• Problem statement: Every line containing the word "color" needs to be found and copied.
[START]
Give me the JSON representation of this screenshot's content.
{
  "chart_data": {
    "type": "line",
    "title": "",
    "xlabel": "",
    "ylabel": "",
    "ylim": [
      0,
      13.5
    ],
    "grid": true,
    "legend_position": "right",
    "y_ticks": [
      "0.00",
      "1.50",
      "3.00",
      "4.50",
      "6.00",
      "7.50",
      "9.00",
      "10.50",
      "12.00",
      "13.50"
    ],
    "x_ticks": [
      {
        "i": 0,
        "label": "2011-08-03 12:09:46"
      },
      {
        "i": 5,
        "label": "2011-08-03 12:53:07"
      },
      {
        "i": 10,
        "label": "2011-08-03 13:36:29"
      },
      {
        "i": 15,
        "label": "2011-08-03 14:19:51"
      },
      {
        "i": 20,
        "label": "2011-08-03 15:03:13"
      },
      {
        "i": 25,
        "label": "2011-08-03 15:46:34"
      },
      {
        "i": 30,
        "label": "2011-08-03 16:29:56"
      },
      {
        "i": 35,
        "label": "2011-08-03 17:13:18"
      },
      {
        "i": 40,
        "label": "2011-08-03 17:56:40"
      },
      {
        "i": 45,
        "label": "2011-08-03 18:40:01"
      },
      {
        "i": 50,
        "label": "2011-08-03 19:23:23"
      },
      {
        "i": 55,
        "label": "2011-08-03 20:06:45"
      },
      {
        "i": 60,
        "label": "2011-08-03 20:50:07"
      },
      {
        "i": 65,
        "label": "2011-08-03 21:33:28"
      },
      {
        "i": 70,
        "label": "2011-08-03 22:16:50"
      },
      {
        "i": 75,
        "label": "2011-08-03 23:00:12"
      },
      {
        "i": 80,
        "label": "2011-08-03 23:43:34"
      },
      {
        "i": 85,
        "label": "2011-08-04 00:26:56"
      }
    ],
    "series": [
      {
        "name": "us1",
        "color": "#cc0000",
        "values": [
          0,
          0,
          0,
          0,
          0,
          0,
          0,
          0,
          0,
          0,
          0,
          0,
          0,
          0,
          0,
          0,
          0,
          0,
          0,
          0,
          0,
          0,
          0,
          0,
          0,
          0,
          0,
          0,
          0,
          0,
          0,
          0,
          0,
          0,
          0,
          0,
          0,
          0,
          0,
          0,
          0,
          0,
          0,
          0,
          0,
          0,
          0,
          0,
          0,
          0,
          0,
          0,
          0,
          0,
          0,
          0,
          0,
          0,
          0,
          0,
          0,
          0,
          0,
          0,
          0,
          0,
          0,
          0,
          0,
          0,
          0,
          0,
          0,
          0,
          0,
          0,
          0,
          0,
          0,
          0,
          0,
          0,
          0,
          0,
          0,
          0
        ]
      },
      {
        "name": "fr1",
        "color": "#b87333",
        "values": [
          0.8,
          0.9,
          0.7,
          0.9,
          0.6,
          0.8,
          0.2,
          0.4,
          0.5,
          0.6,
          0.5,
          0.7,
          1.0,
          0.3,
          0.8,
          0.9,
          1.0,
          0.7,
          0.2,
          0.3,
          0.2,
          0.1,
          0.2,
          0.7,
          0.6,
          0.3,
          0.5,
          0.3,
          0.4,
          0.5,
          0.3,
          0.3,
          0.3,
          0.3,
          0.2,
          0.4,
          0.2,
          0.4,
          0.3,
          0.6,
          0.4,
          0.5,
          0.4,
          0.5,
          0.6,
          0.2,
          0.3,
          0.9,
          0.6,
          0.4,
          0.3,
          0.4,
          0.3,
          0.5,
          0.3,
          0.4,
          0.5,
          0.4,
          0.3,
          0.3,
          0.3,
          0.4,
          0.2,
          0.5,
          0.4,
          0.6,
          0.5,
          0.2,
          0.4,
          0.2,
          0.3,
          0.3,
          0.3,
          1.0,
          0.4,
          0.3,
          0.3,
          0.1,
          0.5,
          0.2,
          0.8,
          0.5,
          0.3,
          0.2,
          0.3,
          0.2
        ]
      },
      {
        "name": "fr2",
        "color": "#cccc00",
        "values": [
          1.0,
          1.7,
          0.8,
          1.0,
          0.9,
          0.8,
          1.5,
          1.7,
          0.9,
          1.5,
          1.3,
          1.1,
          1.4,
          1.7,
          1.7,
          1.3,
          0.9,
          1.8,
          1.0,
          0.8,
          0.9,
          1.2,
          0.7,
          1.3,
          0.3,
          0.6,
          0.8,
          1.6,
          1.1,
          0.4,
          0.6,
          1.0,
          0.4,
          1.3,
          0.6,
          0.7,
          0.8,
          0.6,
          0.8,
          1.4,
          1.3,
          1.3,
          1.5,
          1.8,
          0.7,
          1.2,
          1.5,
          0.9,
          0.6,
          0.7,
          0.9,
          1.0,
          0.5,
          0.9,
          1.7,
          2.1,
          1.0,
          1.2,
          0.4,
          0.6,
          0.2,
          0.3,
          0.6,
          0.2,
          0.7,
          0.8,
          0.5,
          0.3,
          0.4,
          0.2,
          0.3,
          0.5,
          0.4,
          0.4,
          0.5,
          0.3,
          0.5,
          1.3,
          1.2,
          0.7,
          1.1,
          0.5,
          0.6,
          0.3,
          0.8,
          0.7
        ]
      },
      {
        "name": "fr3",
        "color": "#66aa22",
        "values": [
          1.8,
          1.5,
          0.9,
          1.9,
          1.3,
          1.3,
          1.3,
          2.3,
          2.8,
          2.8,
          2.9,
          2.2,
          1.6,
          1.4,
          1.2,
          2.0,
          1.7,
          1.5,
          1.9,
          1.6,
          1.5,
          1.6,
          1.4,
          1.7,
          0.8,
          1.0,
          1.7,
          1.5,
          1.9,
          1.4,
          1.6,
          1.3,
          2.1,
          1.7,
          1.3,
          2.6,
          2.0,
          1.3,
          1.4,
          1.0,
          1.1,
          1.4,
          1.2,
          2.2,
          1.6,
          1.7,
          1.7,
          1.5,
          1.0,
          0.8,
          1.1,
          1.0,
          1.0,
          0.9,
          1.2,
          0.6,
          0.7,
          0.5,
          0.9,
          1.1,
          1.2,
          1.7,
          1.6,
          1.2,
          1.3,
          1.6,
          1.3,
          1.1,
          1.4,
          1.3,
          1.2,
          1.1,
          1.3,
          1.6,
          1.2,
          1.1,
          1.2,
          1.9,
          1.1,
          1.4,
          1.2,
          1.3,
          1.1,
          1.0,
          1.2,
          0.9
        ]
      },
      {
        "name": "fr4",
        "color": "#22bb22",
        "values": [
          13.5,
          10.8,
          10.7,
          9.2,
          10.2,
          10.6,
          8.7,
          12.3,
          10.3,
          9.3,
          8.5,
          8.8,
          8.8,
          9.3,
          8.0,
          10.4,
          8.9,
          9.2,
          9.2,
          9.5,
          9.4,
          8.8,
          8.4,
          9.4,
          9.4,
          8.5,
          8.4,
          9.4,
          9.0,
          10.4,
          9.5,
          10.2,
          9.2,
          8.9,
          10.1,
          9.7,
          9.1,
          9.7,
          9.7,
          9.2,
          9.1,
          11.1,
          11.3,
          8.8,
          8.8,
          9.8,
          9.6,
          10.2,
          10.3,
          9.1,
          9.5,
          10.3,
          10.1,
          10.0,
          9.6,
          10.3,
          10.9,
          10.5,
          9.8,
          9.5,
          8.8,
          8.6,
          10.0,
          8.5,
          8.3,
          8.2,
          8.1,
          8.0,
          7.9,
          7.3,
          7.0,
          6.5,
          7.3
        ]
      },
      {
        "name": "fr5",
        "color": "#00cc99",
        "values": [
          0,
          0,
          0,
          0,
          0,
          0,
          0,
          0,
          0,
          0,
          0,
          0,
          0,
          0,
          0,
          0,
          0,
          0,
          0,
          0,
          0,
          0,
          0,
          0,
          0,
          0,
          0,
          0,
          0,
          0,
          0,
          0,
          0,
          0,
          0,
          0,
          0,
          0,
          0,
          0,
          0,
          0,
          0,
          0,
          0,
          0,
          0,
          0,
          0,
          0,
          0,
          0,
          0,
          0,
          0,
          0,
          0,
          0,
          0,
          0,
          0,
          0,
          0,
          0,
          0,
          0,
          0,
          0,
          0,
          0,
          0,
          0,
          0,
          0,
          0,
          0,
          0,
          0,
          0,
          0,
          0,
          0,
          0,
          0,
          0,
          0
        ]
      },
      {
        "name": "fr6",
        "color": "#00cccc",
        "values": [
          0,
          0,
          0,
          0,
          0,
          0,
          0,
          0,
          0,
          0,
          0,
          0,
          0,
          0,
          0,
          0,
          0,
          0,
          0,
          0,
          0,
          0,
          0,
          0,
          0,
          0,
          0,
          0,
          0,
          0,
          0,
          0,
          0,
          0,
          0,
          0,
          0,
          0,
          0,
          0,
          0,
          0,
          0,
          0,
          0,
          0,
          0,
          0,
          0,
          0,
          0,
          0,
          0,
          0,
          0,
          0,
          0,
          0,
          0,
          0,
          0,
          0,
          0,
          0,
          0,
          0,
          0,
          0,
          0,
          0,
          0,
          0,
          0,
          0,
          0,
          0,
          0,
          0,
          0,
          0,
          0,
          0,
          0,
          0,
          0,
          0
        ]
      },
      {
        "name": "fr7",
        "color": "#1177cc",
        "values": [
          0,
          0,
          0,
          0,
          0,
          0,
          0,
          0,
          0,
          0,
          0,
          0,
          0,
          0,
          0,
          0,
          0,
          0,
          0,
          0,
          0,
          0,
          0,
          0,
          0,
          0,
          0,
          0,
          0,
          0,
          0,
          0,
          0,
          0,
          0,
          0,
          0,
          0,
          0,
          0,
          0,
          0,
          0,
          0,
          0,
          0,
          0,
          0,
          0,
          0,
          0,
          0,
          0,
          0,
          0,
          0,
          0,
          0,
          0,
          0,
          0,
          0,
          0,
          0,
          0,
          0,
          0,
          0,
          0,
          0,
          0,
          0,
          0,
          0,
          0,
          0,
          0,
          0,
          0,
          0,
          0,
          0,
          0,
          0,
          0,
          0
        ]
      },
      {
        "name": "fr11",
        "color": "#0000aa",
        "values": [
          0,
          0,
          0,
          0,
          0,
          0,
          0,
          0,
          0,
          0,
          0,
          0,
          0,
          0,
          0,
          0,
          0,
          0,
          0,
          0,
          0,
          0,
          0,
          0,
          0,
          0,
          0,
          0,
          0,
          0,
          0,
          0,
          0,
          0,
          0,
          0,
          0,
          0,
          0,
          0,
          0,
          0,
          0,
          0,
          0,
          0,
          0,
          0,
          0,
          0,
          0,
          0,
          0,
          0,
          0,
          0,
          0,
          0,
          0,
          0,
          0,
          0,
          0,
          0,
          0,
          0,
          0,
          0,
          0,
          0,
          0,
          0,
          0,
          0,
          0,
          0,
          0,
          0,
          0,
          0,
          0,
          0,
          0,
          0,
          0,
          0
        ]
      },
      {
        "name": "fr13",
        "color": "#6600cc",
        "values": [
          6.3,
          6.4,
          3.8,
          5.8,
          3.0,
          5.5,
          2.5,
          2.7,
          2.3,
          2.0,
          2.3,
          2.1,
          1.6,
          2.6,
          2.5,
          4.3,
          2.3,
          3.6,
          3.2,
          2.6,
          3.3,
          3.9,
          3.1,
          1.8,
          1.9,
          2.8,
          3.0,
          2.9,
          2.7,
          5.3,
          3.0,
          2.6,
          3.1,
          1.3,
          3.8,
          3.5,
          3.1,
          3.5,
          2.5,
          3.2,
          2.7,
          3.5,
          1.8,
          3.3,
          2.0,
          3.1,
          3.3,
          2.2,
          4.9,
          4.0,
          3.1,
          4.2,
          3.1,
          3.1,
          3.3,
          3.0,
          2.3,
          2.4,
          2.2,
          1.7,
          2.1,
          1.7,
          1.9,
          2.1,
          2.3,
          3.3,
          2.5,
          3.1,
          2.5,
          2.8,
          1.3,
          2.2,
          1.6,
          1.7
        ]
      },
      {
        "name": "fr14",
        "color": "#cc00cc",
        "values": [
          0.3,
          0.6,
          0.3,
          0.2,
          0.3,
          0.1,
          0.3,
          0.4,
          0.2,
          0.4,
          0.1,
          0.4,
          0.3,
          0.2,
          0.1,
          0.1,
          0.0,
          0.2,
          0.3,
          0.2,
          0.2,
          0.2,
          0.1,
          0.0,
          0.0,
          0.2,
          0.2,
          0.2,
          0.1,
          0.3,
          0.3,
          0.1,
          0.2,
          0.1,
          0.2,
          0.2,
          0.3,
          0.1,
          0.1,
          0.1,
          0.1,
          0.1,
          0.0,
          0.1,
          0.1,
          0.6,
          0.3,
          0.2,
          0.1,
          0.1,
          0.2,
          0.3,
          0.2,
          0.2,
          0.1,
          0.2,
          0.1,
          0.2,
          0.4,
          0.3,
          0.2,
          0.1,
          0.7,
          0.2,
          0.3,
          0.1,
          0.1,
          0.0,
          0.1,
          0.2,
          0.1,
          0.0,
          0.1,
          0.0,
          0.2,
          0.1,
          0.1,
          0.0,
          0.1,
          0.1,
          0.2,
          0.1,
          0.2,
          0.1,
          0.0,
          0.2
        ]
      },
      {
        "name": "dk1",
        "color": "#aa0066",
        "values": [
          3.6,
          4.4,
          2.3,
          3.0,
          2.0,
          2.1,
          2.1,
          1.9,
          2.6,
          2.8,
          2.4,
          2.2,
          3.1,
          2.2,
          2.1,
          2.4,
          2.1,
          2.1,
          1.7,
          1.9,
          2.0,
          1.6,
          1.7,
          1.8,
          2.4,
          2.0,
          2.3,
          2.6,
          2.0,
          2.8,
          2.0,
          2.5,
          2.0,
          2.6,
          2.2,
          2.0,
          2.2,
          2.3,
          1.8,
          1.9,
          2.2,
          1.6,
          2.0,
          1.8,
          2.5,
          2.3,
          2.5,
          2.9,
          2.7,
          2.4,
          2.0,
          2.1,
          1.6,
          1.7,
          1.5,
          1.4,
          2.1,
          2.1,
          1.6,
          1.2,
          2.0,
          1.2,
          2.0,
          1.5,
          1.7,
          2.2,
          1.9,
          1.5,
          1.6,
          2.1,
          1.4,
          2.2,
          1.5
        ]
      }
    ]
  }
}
[END]
• Reply to the exercise:
        "color": "#cc0000",
        "color": "#b87333",
        "color": "#cccc00",
        "color": "#66aa22",
        "color": "#22bb22",
        "color": "#00cc99",
        "color": "#00cccc",
        "color": "#1177cc",
        "color": "#0000aa",
        "color": "#6600cc",
        "color": "#cc00cc",
        "color": "#aa0066",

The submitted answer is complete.